*Exercise goal*
The entries below are to be written out again without alteration.

————

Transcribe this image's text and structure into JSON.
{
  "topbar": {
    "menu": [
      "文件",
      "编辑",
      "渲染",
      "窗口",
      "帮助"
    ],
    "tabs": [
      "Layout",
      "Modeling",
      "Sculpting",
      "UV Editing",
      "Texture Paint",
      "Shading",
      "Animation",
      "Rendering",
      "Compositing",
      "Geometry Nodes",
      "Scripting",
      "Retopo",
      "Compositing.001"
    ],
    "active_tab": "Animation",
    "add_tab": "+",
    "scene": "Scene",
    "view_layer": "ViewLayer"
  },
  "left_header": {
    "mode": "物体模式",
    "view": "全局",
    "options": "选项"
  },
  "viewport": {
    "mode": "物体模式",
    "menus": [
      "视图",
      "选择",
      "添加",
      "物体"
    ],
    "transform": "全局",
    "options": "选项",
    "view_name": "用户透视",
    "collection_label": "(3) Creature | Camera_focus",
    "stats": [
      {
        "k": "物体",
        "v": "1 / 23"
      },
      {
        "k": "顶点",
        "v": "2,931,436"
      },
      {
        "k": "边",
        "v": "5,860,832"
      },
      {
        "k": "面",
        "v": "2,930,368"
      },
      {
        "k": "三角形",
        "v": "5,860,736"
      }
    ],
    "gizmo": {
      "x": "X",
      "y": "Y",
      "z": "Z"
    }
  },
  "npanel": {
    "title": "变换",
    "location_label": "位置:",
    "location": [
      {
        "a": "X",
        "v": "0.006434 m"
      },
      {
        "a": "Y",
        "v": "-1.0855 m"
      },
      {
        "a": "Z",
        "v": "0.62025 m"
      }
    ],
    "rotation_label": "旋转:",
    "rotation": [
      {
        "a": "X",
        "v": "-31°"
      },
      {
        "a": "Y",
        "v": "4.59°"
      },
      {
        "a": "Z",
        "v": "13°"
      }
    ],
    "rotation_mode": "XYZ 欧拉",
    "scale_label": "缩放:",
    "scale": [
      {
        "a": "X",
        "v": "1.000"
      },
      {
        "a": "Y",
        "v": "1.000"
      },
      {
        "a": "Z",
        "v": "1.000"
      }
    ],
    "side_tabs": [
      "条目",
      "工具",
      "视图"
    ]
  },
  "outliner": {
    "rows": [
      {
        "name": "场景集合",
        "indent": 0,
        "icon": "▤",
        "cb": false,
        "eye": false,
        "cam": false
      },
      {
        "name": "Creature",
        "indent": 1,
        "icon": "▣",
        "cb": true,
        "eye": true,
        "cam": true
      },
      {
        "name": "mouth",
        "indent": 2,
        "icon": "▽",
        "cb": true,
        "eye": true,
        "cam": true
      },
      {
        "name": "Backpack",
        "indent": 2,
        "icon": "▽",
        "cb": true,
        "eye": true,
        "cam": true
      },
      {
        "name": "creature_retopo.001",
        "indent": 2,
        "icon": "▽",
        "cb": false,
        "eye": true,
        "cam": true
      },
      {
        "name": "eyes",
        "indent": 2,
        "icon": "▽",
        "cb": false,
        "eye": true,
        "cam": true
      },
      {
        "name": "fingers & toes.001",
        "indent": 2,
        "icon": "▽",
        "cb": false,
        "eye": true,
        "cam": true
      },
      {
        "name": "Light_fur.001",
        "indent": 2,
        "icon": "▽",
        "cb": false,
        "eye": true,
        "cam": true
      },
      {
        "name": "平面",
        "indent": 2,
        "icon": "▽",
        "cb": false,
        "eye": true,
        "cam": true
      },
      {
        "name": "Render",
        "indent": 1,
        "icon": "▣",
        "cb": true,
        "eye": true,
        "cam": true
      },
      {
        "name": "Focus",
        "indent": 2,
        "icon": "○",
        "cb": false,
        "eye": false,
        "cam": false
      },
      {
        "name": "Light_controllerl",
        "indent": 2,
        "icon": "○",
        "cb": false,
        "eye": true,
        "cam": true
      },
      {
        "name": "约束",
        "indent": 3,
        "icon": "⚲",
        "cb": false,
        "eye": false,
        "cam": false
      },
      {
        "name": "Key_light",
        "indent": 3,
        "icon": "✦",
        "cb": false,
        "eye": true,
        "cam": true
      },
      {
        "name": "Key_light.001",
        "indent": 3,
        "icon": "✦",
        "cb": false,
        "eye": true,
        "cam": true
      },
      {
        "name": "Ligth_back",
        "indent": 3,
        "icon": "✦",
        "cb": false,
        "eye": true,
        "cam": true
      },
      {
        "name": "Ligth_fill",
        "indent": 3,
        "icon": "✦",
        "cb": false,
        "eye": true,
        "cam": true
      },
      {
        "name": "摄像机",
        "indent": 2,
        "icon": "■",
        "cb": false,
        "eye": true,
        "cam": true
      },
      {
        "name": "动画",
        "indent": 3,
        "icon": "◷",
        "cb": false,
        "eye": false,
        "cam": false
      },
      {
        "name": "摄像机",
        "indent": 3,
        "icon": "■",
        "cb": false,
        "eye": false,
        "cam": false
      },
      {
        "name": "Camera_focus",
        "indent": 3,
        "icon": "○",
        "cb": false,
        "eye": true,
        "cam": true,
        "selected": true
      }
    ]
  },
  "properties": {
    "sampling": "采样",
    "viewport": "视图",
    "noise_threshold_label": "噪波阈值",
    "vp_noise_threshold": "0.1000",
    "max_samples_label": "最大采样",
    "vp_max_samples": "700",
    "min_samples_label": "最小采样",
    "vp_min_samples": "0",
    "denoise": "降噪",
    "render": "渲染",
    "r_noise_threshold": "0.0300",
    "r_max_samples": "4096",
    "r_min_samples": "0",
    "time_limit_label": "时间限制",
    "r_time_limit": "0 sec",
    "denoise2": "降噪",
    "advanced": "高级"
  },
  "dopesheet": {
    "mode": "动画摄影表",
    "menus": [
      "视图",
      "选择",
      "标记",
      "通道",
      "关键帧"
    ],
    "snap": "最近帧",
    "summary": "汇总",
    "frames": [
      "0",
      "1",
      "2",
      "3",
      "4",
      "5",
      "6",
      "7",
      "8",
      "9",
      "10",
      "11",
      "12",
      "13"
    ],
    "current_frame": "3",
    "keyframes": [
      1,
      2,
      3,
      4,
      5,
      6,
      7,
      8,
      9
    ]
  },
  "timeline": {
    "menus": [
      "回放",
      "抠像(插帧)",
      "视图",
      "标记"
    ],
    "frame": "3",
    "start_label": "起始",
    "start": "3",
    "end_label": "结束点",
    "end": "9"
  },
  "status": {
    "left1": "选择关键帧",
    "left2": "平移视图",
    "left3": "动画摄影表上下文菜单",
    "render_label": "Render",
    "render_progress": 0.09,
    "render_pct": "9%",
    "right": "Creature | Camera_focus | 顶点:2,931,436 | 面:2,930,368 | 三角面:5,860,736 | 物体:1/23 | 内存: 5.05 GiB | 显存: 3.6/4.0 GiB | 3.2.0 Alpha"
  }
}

————

*Expected output*
Transcribe this image's text and structure into JSON.
{
  "topbar": {
    "menu": [
      "文件",
      "编辑",
      "渲染",
      "窗口",
      "帮助"
    ],
    "tabs": [
      "Layout",
      "Modeling",
      "Sculpting",
      "UV Editing",
      "Texture Paint",
      "Shading",
      "Animation",
      "Rendering",
      "Compositing",
      "Geometry Nodes",
      "Scripting",
      "Retopo",
      "Compositing.001"
    ],
    "active_tab": "Animation",
    "add_tab": "+",
    "scene": "Scene",
    "view_layer": "ViewLayer"
  },
  "left_header": {
    "mode": "物体模式",
    "view": "全局",
    "options": "选项"
  },
  "viewport": {
    "mode": "物体模式",
    "menus": [
      "视图",
      "选择",
      "添加",
      "物体"
    ],
    "transform": "全局",
    "options": "选项",
    "view_name": "用户透视",
    "collection_label": "(3) Creature | Camera_focus",
    "stats": [
      {
        "k": "物体",
        "v": "1 / 23"
      },
      {
        "k": "顶点",
        "v": "2,931,436"
      },
      {
        "k": "边",
        "v": "5,860,832"
      },
      {
        "k": "面",
        "v": "2,930,368"
      },
      {
        "k": "三角形",
        "v": "5,860,736"
      }
    ],
    "gizmo": {
      "x": "X",
      "y": "Y",
      "z": "Z"
    }
  },
  "npanel": {
    "title": "变换",
    "location_label": "位置:",
    "location": [
      {
        "a": "X",
        "v": "0.006434 m"
      },
      {
        "a": "Y",
        "v": "-1.0855 m"
      },
      {
        "a": "Z",
        "v": "0.62025 m"
      }
    ],
    "rotation_label": "旋转:",
    "rotation": [
      {
        "a": "X",
        "v": "-31°"
      },
      {
        "a": "Y",
        "v": "4.59°"
      },
      {
        "a": "Z",
        "v": "13°"
      }
    ],
    "rotation_mode": "XYZ 欧拉",
    "scale_label": "缩放:",
    "scale": [
      {
        "a": "X",
        "v": "1.000"
      },
      {
        "a": "Y",
        "v": "1.000"
      },
      {
        "a": "Z",
        "v": "1.000"
      }
    ],
    "side_tabs": [
      "条目",
      "工具",
      "视图"
    ]
  },
  "outliner": {
    "rows": [
      {
        "name": "场景集合",
        "indent": 0,
        "icon": "▤",
        "cb": false,
        "eye": false,
        "cam": false
      },
      {
        "name": "Creature",
        "indent": 1,
        "icon": "▣",
        "cb": true,
        "eye": true,
        "cam": true
      },
      {
        "name": "mouth",
        "indent": 2,
        "icon": "▽",
        "cb": true,
        "eye": true,
        "cam": true
      },
      {
        "name": "Backpack",
        "indent": 2,
        "icon": "▽",
        "cb": true,
        "eye": true,
        "cam": true
      },
      {
        "name": "creature_retopo.001",
        "indent": 2,
        "icon": "▽",
        "cb": false,
        "eye": true,
        "cam": true
      },
      {
        "name": "eyes",
        "indent": 2,
        "icon": "▽",
        "cb": false,
        "eye": true,
        "cam": true
      },
      {
        "name": "fingers & toes.001",
        "indent": 2,
        "icon": "▽",
        "cb": false,
        "eye": true,
        "cam": true
      },
      {
        "name": "Light_fur.001",
        "indent": 2,
        "icon": "▽",
        "cb": false,
        "eye": true,
        "cam": true
      },
      {
        "name": "平面",
        "indent": 2,
        "icon": "▽",
        "cb": false,
        "eye": true,
        "cam": true
      },
      {
        "name": "Render",
        "indent": 1,
        "icon": "▣",
        "cb": true,
        "eye": true,
        "cam": true
      },
      {
        "name": "Focus",
        "indent": 2,
        "icon": "○",
        "cb": false,
        "eye": false,
        "cam": false
      },
      {
        "name": "Light_controllerl",
        "indent": 2,
        "icon": "○",
        "cb": false,
        "eye": true,
        "cam": true
      },
      {
        "name": "约束",
        "indent": 3,
        "icon": "⚲",
        "cb": false,
        "eye": false,
        "cam": false
      },
      {
        "name": "Key_light",
        "indent": 3,
        "icon": "✦",
        "cb": false,
        "eye": true,
        "cam": true
      },
      {
        "name": "Key_light.001",
        "indent": 3,
        "icon": "✦",
        "cb": false,
        "eye": true,
        "cam": true
      },
      {
        "name": "Ligth_back",
        "indent": 3,
        "icon": "✦",
        "cb": false,
        "eye": true,
        "cam": true
      },
      {
        "name": "Ligth_fill",
        "indent": 3,
        "icon": "✦",
        "cb": false,
        "eye": true,
        "cam": true
      },
      {
        "name": "摄像机",
        "indent": 2,
        "icon": "■",
        "cb": false,
        "eye": true,
        "cam": true
      },
      {
        "name": "动画",
        "indent": 3,
        "icon": "◷",
        "cb": false,
        "eye": false,
        "cam": false
      },
      {
        "name": "摄像机",
        "indent": 3,
        "icon": "■",
        "cb": false,
        "eye": false,
        "cam": false
      },
      {
        "name": "Camera_focus",
        "indent": 3,
        "icon": "○",
        "cb": false,
        "eye": true,
        "cam": true,
        "selected": true
      }
    ]
  },
  "properties": {
    "sampling": "采样",
    "viewport": "视图",
    "noise_threshold_label": "噪波阈值",
    "vp_noise_threshold": "0.1000",
    "max_samples_label": "最大采样",
    "vp_max_samples": "700",
    "min_samples_label": "最小采样",
    "vp_min_samples": "0",
    "denoise": "降噪",
    "render": "渲染",
    "r_noise_threshold": "0.0300",
    "r_max_samples": "4096",
    "r_min_samples": "0",
    "time_limit_label": "时间限制",
    "r_time_limit": "0 sec",
    "denoise2": "降噪",
    "advanced": "高级"
  },
  "dopesheet": {
    "mode": "动画摄影表",
    "menus": [
      "视图",
      "选择",
      "标记",
      "通道",
      "关键帧"
    ],
    "snap": "最近帧",
    "summary": "汇总",
    "frames": [
      "0",
      "1",
      "2",
      "3",
      "4",
      "5",
      "6",
      "7",
      "8",
      "9",
      "10",
      "11",
      "12",
      "13"
    ],
    "current_frame": "3",
    "keyframes": [
      1,
      2,
      3,
      4,
      5,
      6,
      7,
      8,
      9
    ]
  },
  "timeline": {
    "menus": [
      "回放",
      "抠像(插帧)",
      "视图",
      "标记"
    ],
    "frame": "3",
    "start_label": "起始",
    "start": "3",
    "end_label": "结束点",
    "end": "9"
  },
  "status": {
    "left1": "选择关键帧",
    "left2": "平移视图",
    "left3": "动画摄影表上下文菜单",
    "render_label": "Render",
    "render_progress": 0.09,
    "render_pct": "9%",
    "right": "Creature | Camera_focus | 顶点:2,931,436 | 面:2,930,368 | 三角面:5,860,736 | 物体:1/23 | 内存: 5.05 GiB | 显存: 3.6/4.0 GiB | 3.2.0 Alpha"
  }
}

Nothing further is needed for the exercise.